Records from a data collection
----

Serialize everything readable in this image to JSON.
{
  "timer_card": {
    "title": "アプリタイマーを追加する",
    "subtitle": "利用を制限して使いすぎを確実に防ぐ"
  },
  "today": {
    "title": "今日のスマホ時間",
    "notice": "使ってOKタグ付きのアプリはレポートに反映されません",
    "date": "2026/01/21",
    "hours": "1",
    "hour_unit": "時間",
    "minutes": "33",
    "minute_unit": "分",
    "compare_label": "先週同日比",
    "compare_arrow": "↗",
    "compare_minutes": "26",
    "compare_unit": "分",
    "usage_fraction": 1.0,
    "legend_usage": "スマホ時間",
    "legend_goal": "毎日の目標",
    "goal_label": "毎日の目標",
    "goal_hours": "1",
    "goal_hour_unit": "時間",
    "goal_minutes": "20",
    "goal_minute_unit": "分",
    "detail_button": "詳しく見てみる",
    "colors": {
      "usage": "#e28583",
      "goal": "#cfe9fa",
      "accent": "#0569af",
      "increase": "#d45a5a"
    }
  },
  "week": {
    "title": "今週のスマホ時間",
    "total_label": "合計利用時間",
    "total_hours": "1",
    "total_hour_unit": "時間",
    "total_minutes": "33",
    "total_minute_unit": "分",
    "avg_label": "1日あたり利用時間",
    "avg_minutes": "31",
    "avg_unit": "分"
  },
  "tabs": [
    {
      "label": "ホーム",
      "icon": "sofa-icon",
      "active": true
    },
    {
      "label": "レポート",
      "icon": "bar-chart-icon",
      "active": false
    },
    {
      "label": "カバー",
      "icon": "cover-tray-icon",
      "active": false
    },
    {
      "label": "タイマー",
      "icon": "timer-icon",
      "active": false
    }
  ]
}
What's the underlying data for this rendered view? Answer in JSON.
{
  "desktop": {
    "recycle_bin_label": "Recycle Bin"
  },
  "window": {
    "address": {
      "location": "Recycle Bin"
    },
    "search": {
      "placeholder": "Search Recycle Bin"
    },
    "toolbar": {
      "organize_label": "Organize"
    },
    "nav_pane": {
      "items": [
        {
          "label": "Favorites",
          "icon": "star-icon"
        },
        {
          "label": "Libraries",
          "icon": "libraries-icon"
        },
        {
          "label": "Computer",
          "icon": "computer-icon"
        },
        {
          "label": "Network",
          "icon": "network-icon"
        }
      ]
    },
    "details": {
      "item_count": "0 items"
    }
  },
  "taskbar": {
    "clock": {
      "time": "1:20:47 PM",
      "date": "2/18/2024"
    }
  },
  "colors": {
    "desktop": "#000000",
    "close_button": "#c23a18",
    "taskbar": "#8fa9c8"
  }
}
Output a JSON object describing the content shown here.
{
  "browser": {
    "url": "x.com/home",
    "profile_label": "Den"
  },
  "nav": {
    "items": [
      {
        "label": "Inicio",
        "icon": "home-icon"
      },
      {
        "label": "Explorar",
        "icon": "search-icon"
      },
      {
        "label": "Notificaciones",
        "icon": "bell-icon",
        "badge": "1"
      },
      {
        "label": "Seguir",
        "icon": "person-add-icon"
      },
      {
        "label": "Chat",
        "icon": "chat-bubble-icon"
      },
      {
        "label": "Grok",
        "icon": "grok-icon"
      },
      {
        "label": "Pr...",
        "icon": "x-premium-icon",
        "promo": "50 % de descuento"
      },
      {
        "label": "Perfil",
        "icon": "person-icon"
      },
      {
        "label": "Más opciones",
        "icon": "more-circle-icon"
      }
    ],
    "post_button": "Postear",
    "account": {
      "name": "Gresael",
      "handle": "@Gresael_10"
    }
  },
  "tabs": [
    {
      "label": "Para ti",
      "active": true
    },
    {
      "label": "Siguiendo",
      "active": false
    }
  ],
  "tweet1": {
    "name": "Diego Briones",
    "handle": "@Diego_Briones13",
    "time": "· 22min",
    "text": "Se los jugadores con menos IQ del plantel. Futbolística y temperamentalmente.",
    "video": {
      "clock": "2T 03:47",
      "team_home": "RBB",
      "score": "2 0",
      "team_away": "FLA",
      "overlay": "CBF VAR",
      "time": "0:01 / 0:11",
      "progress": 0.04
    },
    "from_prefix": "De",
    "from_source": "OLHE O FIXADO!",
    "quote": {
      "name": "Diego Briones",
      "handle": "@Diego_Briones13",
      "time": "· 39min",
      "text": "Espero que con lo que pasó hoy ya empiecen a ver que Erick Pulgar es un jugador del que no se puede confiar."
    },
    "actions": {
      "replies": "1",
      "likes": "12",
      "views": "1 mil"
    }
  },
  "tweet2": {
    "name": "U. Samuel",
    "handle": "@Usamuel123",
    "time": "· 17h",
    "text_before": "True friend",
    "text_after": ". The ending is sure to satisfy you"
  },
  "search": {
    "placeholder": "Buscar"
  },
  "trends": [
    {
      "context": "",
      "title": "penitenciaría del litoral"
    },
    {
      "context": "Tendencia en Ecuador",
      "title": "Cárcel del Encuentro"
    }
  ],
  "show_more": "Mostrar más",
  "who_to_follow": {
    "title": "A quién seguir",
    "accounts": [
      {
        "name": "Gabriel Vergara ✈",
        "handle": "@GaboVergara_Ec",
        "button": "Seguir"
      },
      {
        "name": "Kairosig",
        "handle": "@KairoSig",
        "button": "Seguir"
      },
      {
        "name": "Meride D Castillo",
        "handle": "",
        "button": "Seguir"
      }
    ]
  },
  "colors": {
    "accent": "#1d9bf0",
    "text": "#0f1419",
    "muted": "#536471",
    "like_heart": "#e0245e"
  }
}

----

Exercise | Repeat the listing in full, keeping every line exactly as it is.

Result of this task |
Serialize everything readable in this image to JSON.
{
  "timer_card": {
    "title": "アプリタイマーを追加する",
    "subtitle": "利用を制限して使いすぎを確実に防ぐ"
  },
  "today": {
    "title": "今日のスマホ時間",
    "notice": "使ってOKタグ付きのアプリはレポートに反映されません",
    "date": "2026/01/21",
    "hours": "1",
    "hour_unit": "時間",
    "minutes": "33",
    "minute_unit": "分",
    "compare_label": "先週同日比",
    "compare_arrow": "↗",
    "compare_minutes": "26",
    "compare_unit": "分",
    "usage_fraction": 1.0,
    "legend_usage": "スマホ時間",
    "legend_goal": "毎日の目標",
    "goal_label": "毎日の目標",
    "goal_hours": "1",
    "goal_hour_unit": "時間",
    "goal_minutes": "20",
    "goal_minute_unit": "分",
    "detail_button": "詳しく見てみる",
    "colors": {
      "usage": "#e28583",
      "goal": "#cfe9fa",
      "accent": "#0569af",
      "increase": "#d45a5a"
    }
  },
  "week": {
    "title": "今週のスマホ時間",
    "total_label": "合計利用時間",
    "total_hours": "1",
    "total_hour_unit": "時間",
    "total_minutes": "33",
    "total_minute_unit": "分",
    "avg_label": "1日あたり利用時間",
    "avg_minutes": "31",
    "avg_unit": "分"
  },
  "tabs": [
    {
      "label": "ホーム",
      "icon": "sofa-icon",
      "active": true
    },
    {
      "label": "レポート",
      "icon": "bar-chart-icon",
      "active": false
    },
    {
      "label": "カバー",
      "icon": "cover-tray-icon",
      "active": false
    },
    {
      "label": "タイマー",
      "icon": "timer-icon",
      "active": false
    }
  ]
}
What's the underlying data for this rendered view? Answer in JSON.
{
  "desktop": {
    "recycle_bin_label": "Recycle Bin"
  },
  "window": {
    "address": {
      "location": "Recycle Bin"
    },
    "search": {
      "placeholder": "Search Recycle Bin"
    },
    "toolbar": {
      "organize_label": "Organize"
    },
    "nav_pane": {
      "items": [
        {
          "label": "Favorites",
          "icon": "star-icon"
        },
        {
          "label": "Libraries",
          "icon": "libraries-icon"
        },
        {
          "label": "Computer",
          "icon": "computer-icon"
        },
        {
          "label": "Network",
          "icon": "network-icon"
        }
      ]
    },
    "details": {
      "item_count": "0 items"
    }
  },
  "taskbar": {
    "clock": {
      "time": "1:20:47 PM",
      "date": "2/18/2024"
    }
  },
  "colors": {
    "desktop": "#000000",
    "close_button": "#c23a18",
    "taskbar": "#8fa9c8"
  }
}
Output a JSON object describing the content shown here.
{
  "browser": {
    "url": "x.com/home",
    "profile_label": "Den"
  },
  "nav": {
    "items": [
      {
        "label": "Inicio",
        "icon": "home-icon"
      },
      {
        "label": "Explorar",
        "icon": "search-icon"
      },
      {
        "label": "Notificaciones",
        "icon": "bell-icon",
        "badge": "1"
      },
      {
        "label": "Seguir",
        "icon": "person-add-icon"
      },
      {
        "label": "Chat",
        "icon": "chat-bubble-icon"
      },
      {
        "label": "Grok",
        "icon": "grok-icon"
      },
      {
        "label": "Pr...",
        "icon": "x-premium-icon",
        "promo": "50 % de descuento"
      },
      {
        "label": "Perfil",
        "icon": "person-icon"
      },
      {
        "label": "Más opciones",
        "icon": "more-circle-icon"
      }
    ],
    "post_button": "Postear",
    "account": {
      "name": "Gresael",
      "handle": "@Gresael_10"
    }
  },
  "tabs": [
    {
      "label": "Para ti",
      "active": true
    },
    {
      "label": "Siguiendo",
      "active": false
    }
  ],
  "tweet1": {
    "name": "Diego Briones",
    "handle": "@Diego_Briones13",
    "time": "· 22min",
    "text": "Se los jugadores con menos IQ del plantel. Futbolística y temperamentalmente.",
    "video": {
      "clock": "2T 03:47",
      "team_home": "RBB",
      "score": "2 0",
      "team_away": "FLA",
      "overlay": "CBF VAR",
      "time": "0:01 / 0:11",
      "progress": 0.04
    },
    "from_prefix": "De",
    "from_source": "OLHE O FIXADO!",
    "quote": {
      "name": "Diego Briones",
      "handle": "@Diego_Briones13",
      "time": "· 39min",
      "text": "Espero que con lo que pasó hoy ya empiecen a ver que Erick Pulgar es un jugador del que no se puede confiar."
    },
    "actions": {
      "replies": "1",
      "likes": "12",
      "views": "1 mil"
    }
  },
  "tweet2": {
    "name": "U. Samuel",
    "handle": "@Usamuel123",
    "time": "· 17h",
    "text_before": "True friend",
    "text_after": ". The ending is sure to satisfy you"
  },
  "search": {
    "placeholder": "Buscar"
  },
  "trends": [
    {
      "context": "",
      "title": "penitenciaría del litoral"
    },
    {
      "context": "Tendencia en Ecuador",
      "title": "Cárcel del Encuentro"
    }
  ],
  "show_more": "Mostrar más",
  "who_to_follow": {
    "title": "A quién seguir",
    "accounts": [
      {
        "name": "Gabriel Vergara ✈",
        "handle": "@GaboVergara_Ec",
        "button": "Seguir"
      },
      {
        "name": "Kairosig",
        "handle": "@KairoSig",
        "button": "Seguir"
      },
      {
        "name": "Meride D Castillo",
        "handle": "",
        "button": "Seguir"
      }
    ]
  },
  "colors": {
    "accent": "#1d9bf0",
    "text": "#0f1419",
    "muted": "#536471",
    "like_heart": "#e0245e"
  }
}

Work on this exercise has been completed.